Figure data in JSON
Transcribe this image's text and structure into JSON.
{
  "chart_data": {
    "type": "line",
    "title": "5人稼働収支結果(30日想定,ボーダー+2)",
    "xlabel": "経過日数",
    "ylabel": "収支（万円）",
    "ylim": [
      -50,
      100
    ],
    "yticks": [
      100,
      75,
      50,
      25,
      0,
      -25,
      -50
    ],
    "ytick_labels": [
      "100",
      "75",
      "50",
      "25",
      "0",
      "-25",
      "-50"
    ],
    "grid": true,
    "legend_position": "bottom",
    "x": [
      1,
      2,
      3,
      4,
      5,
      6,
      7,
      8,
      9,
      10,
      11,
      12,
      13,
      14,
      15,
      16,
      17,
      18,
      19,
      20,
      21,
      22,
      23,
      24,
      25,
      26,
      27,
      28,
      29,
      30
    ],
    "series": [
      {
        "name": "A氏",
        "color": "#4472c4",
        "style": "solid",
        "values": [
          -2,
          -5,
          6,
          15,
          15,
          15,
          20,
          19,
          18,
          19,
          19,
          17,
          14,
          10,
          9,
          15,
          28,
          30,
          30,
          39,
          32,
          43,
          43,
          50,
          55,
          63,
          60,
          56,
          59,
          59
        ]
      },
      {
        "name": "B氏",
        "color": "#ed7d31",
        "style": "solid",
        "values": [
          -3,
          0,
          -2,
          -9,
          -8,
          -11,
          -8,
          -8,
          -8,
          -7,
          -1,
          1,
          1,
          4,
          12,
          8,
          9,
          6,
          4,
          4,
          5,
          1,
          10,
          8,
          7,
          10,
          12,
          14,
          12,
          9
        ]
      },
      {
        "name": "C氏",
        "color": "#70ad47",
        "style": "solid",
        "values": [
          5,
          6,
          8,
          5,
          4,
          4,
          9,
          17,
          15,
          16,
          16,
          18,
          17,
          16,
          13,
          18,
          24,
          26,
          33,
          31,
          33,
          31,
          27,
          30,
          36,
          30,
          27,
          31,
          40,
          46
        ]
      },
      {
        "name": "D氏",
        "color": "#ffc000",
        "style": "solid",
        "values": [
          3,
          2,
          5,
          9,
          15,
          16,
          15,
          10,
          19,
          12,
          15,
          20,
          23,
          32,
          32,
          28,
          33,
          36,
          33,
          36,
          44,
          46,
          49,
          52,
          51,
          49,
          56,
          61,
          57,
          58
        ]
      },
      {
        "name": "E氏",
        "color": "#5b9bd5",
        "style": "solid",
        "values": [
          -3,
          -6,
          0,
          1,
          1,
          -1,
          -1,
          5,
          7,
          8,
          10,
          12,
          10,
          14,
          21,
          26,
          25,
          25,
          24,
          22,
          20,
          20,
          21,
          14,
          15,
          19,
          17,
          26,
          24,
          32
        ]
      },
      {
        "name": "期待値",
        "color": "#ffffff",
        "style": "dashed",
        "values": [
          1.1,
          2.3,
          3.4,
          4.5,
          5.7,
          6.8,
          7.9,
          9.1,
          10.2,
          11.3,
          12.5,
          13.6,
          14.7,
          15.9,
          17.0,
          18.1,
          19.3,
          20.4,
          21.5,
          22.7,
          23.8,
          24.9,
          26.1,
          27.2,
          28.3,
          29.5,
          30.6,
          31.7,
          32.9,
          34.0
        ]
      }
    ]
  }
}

# Task statement
Using the entries above, please restate each one word for word.

# Answer for this exercise
Transcribe this image's text and structure into JSON.
{
  "chart_data": {
    "type": "line",
    "title": "5人稼働収支結果(30日想定,ボーダー+2)",
    "xlabel": "経過日数",
    "ylabel": "収支（万円）",
    "ylim": [
      -50,
      100
    ],
    "yticks": [
      100,
      75,
      50,
      25,
      0,
      -25,
      -50
    ],
    "ytick_labels": [
      "100",
      "75",
      "50",
      "25",
      "0",
      "-25",
      "-50"
    ],
    "grid": true,
    "legend_position": "bottom",
    "x": [
      1,
      2,
      3,
      4,
      5,
      6,
      7,
      8,
      9,
      10,
      11,
      12,
      13,
      14,
      15,
      16,
      17,
      18,
      19,
      20,
      21,
      22,
      23,
      24,
      25,
      26,
      27,
      28,
      29,
      30
    ],
    "series": [
      {
        "name": "A氏",
        "color": "#4472c4",
        "style": "solid",
        "values": [
          -2,
          -5,
          6,
          15,
          15,
          15,
          20,
          19,
          18,
          19,
          19,
          17,
          14,
          10,
          9,
          15,
          28,
          30,
          30,
          39,
          32,
          43,
          43,
          50,
          55,
          63,
          60,
          56,
          59,
          59
        ]
      },
      {
        "name": "B氏",
        "color": "#ed7d31",
        "style": "solid",
        "values": [
          -3,
          0,
          -2,
          -9,
          -8,
          -11,
          -8,
          -8,
          -8,
          -7,
          -1,
          1,
          1,
          4,
          12,
          8,
          9,
          6,
          4,
          4,
          5,
          1,
          10,
          8,
          7,
          10,
          12,
          14,
          12,
          9
        ]
      },
      {
        "name": "C氏",
        "color": "#70ad47",
        "style": "solid",
        "values": [
          5,
          6,
          8,
          5,
          4,
          4,
          9,
          17,
          15,
          16,
          16,
          18,
          17,
          16,
          13,
          18,
          24,
          26,
          33,
          31,
          33,
          31,
          27,
          30,
          36,
          30,
          27,
          31,
          40,
          46
        ]
      },
      {
        "name": "D氏",
        "color": "#ffc000",
        "style": "solid",
        "values": [
          3,
          2,
          5,
          9,
          15,
          16,
          15,
          10,
          19,
          12,
          15,
          20,
          23,
          32,
          32,
          28,
          33,
          36,
          33,
          36,
          44,
          46,
          49,
          52,
          51,
          49,
          56,
          61,
          57,
          58
        ]
      },
      {
        "name": "E氏",
        "color": "#5b9bd5",
        "style": "solid",
        "values": [
          -3,
          -6,
          0,
          1,
          1,
          -1,
          -1,
          5,
          7,
          8,
          10,
          12,
          10,
          14,
          21,
          26,
          25,
          25,
          24,
          22,
          20,
          20,
          21,
          14,
          15,
          19,
          17,
          26,
          24,
          32
        ]
      },
      {
        "name": "期待値",
        "color": "#ffffff",
        "style": "dashed",
        "values": [
          1.1,
          2.3,
          3.4,
          4.5,
          5.7,
          6.8,
          7.9,
          9.1,
          10.2,
          11.3,
          12.5,
          13.6,
          14.7,
          15.9,
          17.0,
          18.1,
          19.3,
          20.4,
          21.5,
          22.7,
          23.8,
          24.9,
          26.1,
          27.2,
          28.3,
          29.5,
          30.6,
          31.7,
          32.9,
          34.0
        ]
      }
    ]
  }
}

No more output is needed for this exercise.